▶ [WRITTEN REQUEST] Reproduce each line that includes the word "Meet".

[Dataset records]
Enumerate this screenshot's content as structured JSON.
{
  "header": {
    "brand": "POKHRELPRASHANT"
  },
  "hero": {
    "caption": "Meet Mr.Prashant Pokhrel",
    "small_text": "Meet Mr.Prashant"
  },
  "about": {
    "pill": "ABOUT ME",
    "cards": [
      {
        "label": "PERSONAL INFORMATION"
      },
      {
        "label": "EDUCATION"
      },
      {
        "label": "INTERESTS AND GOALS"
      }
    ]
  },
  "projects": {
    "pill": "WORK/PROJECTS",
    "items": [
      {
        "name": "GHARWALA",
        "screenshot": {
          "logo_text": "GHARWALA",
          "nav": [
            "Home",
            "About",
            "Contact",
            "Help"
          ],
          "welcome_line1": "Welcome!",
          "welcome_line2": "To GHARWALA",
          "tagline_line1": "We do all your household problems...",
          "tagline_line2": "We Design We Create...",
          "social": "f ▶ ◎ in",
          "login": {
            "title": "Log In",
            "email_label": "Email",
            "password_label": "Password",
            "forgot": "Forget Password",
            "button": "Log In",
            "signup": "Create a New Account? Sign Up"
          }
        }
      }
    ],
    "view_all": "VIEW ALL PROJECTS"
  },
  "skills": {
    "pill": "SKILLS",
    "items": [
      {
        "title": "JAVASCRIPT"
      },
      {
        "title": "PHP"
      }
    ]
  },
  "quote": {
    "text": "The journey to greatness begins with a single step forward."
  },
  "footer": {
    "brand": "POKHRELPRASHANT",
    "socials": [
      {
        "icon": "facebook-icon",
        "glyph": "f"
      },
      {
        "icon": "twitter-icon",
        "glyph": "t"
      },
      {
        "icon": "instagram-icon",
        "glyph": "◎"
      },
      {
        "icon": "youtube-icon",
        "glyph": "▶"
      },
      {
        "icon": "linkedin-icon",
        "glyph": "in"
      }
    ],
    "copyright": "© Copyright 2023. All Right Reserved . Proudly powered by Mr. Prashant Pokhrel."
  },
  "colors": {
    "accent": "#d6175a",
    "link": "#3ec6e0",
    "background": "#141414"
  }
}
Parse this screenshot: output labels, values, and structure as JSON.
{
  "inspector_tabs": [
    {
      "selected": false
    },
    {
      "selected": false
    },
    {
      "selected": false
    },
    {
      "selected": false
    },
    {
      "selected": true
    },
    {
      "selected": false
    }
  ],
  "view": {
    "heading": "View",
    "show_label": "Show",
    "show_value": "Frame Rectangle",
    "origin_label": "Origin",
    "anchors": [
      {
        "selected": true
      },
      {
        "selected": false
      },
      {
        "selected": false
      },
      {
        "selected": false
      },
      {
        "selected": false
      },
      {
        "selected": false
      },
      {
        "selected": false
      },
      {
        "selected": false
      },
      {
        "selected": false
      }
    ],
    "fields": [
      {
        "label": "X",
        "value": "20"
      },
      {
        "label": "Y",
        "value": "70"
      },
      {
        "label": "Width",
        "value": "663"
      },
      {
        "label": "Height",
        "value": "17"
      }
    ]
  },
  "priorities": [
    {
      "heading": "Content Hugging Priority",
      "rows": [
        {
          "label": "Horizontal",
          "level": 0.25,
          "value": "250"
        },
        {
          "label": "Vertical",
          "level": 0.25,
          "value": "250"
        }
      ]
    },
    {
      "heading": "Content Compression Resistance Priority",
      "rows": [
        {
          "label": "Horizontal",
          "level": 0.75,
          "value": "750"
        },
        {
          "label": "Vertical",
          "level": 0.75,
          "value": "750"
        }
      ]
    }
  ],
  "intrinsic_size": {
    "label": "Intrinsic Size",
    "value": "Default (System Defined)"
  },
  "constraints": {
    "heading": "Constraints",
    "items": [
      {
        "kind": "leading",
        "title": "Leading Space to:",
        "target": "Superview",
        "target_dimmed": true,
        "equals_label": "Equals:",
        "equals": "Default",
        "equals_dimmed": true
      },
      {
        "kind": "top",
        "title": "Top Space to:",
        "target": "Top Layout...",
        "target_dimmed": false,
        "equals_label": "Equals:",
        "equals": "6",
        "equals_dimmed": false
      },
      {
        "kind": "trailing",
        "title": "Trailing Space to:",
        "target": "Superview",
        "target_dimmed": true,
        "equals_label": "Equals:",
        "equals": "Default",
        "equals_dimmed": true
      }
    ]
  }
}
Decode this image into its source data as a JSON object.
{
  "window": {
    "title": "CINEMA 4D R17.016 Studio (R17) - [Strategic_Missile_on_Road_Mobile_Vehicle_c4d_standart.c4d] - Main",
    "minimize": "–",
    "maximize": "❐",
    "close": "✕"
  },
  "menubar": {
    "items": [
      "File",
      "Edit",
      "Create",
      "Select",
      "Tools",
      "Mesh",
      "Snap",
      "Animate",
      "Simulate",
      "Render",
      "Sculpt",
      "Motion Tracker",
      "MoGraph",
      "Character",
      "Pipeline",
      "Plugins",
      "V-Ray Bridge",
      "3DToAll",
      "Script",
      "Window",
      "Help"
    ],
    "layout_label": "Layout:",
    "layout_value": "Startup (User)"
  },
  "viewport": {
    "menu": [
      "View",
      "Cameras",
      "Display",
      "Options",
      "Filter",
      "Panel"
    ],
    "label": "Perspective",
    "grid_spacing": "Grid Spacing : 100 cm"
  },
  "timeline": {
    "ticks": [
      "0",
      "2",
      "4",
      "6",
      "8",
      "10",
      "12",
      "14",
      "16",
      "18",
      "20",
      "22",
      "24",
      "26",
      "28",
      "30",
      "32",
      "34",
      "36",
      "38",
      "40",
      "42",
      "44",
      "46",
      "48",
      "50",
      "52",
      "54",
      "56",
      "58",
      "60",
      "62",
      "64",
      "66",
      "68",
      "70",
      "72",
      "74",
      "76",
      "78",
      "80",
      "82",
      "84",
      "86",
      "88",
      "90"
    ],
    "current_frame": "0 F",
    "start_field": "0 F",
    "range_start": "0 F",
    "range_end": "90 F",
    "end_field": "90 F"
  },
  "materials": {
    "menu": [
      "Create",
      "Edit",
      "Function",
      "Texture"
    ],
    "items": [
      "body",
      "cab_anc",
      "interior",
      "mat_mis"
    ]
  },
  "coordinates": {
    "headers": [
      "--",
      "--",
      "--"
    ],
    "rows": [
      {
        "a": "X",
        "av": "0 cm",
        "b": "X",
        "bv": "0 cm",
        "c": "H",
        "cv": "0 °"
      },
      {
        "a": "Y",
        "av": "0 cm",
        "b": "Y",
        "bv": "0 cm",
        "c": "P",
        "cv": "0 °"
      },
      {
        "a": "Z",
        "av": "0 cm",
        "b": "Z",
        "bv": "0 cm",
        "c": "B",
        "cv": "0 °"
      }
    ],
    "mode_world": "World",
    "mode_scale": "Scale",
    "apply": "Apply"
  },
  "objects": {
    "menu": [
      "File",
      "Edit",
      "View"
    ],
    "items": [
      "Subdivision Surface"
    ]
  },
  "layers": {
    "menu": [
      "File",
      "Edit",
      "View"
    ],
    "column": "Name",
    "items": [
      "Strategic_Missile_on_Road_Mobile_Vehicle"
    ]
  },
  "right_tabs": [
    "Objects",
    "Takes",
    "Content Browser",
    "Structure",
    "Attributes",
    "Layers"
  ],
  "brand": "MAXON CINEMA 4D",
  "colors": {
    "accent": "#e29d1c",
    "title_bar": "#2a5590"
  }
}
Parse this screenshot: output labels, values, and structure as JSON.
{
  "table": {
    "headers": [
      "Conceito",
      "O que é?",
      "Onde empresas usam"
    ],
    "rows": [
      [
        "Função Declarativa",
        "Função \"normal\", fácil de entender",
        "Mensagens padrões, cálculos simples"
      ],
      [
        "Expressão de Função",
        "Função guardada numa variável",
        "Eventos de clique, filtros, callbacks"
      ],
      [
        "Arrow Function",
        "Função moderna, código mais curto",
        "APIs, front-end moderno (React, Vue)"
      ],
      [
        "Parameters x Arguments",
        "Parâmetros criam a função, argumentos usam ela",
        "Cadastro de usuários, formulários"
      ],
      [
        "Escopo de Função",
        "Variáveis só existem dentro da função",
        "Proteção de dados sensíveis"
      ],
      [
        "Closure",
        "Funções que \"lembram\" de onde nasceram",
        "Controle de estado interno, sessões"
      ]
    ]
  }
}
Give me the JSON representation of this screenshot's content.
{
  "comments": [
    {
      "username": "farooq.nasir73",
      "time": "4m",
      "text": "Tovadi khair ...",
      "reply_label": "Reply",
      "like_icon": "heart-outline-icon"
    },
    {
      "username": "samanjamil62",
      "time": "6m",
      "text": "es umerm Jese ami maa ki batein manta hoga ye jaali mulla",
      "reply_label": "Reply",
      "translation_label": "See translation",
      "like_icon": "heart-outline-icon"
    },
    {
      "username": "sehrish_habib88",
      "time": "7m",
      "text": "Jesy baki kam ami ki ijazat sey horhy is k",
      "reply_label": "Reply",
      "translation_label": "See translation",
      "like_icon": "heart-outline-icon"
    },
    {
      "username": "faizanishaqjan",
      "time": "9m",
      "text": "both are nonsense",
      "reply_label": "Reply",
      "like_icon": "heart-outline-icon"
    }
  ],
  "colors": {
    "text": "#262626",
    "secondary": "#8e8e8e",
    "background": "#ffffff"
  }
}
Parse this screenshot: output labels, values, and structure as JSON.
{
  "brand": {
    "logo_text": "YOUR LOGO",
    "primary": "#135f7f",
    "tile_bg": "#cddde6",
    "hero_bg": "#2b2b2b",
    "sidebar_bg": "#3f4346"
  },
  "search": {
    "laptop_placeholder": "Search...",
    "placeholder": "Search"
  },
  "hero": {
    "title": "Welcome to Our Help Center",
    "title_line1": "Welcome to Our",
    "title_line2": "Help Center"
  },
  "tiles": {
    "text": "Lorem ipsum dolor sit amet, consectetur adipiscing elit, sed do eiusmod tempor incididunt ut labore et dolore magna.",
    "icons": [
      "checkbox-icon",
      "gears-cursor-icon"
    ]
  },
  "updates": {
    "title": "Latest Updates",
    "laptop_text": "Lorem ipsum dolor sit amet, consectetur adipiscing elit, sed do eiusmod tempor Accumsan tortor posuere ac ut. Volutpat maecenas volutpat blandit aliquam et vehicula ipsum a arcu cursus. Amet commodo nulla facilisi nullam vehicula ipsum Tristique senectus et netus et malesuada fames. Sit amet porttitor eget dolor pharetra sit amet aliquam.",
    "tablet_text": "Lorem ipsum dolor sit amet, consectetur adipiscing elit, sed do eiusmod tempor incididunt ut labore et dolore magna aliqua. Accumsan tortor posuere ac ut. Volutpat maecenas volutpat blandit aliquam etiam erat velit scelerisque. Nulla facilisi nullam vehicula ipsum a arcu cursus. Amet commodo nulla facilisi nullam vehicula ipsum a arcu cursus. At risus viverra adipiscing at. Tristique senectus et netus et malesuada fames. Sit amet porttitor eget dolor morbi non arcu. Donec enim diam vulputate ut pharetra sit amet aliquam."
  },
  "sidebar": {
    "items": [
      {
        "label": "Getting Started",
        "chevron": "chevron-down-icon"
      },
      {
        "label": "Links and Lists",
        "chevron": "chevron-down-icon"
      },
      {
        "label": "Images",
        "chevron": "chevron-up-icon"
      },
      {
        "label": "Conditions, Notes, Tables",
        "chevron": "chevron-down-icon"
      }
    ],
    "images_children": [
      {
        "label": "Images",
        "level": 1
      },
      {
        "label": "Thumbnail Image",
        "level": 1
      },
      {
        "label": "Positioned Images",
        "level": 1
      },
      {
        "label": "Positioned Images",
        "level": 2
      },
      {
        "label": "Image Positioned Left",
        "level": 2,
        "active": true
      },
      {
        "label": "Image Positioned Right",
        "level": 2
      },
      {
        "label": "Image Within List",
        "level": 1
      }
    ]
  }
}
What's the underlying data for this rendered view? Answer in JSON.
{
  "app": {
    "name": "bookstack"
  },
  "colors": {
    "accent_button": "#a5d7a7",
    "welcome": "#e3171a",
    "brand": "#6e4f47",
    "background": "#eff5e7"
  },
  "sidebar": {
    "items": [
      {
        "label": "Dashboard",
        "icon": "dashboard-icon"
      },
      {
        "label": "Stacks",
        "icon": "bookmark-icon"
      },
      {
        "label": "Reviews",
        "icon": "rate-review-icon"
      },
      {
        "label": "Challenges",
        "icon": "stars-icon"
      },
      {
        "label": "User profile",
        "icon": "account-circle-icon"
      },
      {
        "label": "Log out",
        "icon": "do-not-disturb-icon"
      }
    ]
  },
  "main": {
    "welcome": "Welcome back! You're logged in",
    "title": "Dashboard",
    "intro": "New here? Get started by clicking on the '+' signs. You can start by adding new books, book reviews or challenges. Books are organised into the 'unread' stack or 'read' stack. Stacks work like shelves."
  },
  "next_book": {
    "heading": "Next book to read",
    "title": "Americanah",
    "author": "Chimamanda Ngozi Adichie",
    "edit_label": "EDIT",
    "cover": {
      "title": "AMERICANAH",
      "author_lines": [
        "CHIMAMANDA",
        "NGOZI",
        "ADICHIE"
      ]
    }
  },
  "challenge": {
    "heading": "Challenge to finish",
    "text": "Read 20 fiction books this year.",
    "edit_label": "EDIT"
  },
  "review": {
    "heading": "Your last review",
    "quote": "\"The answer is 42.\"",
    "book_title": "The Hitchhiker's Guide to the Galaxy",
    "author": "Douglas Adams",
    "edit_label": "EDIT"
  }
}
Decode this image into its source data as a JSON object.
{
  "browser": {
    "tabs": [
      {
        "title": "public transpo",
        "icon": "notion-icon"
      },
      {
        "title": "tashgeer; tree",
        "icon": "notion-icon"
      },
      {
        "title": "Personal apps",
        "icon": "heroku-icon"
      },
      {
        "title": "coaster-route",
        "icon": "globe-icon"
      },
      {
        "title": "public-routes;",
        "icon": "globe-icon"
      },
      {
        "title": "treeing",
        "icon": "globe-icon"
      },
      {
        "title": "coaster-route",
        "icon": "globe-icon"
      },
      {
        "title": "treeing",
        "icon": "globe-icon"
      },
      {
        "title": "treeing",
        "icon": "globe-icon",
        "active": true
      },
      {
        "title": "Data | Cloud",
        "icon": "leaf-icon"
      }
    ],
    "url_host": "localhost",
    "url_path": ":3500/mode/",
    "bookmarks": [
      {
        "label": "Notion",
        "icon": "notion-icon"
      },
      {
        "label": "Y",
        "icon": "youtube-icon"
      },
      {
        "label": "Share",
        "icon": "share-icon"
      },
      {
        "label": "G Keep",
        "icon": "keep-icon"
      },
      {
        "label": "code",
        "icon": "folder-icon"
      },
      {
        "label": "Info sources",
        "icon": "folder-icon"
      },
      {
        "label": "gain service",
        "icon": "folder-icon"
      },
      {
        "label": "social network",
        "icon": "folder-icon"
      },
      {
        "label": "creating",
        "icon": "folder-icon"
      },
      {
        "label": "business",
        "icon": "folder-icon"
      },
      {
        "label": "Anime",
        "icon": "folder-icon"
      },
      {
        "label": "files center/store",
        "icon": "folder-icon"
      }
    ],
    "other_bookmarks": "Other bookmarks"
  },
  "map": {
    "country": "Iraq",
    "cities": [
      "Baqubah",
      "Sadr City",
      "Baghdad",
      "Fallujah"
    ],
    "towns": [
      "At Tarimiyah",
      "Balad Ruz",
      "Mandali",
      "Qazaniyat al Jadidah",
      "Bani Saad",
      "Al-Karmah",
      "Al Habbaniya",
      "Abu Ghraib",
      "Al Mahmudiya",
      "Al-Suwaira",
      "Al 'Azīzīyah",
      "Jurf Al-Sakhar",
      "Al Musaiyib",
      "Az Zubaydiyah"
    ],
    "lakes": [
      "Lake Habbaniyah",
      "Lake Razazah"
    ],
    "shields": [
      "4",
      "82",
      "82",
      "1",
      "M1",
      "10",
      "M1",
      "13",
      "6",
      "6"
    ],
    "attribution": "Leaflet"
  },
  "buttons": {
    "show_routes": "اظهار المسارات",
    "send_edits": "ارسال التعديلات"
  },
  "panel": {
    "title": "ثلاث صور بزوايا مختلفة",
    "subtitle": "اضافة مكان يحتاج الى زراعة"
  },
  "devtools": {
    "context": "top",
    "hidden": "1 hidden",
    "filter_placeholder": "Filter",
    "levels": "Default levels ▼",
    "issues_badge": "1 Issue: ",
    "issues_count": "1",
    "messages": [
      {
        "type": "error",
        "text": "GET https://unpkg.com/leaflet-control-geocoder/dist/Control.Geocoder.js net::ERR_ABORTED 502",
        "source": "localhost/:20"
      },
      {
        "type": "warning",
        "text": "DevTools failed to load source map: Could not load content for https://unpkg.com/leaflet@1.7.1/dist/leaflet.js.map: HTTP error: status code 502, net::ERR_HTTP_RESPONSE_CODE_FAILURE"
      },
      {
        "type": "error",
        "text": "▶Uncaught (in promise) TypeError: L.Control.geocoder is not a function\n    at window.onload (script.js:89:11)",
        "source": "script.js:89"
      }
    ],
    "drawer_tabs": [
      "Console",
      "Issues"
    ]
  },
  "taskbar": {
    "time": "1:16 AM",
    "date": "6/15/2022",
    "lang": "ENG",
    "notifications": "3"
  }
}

▶ [THE SOLUTION]
    "caption": "Meet Mr.Prashant Pokhrel",
    "small_text": "Meet Mr.Prashant"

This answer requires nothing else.